## WORK INSTRUCTIONS:
Repeat all of the records verbatim.

## INPUT ROWS:
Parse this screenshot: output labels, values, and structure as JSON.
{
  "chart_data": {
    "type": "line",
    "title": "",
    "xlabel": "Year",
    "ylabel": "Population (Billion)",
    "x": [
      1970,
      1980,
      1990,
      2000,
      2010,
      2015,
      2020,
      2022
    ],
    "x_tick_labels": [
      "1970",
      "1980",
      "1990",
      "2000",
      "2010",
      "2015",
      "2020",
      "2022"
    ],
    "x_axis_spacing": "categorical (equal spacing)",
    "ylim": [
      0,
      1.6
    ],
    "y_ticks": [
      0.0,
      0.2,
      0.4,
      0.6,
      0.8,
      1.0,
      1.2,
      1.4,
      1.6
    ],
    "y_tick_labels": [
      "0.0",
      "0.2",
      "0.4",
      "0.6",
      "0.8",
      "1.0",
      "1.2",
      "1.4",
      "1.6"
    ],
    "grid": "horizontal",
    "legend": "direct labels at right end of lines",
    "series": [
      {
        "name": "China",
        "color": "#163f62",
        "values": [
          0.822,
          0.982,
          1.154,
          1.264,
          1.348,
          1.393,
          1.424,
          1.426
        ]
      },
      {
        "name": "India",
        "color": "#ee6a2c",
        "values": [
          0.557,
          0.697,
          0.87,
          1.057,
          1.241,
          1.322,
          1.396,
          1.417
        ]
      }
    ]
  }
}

## EXERCISE OUTPUT:
Parse this screenshot: output labels, values, and structure as JSON.
{
  "chart_data": {
    "type": "line",
    "title": "",
    "xlabel": "Year",
    "ylabel": "Population (Billion)",
    "x": [
      1970,
      1980,
      1990,
      2000,
      2010,
      2015,
      2020,
      2022
    ],
    "x_tick_labels": [
      "1970",
      "1980",
      "1990",
      "2000",
      "2010",
      "2015",
      "2020",
      "2022"
    ],
    "x_axis_spacing": "categorical (equal spacing)",
    "ylim": [
      0,
      1.6
    ],
    "y_ticks": [
      0.0,
      0.2,
      0.4,
      0.6,
      0.8,
      1.0,
      1.2,
      1.4,
      1.6
    ],
    "y_tick_labels": [
      "0.0",
      "0.2",
      "0.4",
      "0.6",
      "0.8",
      "1.0",
      "1.2",
      "1.4",
      "1.6"
    ],
    "grid": "horizontal",
    "legend": "direct labels at right end of lines",
    "series": [
      {
        "name": "China",
        "color": "#163f62",
        "values": [
          0.822,
          0.982,
          1.154,
          1.264,
          1.348,
          1.393,
          1.424,
          1.426
        ]
      },
      {
        "name": "India",
        "color": "#ee6a2c",
        "values": [
          0.557,
          0.697,
          0.87,
          1.057,
          1.241,
          1.322,
          1.396,
          1.417
        ]
      }
    ]
  }
}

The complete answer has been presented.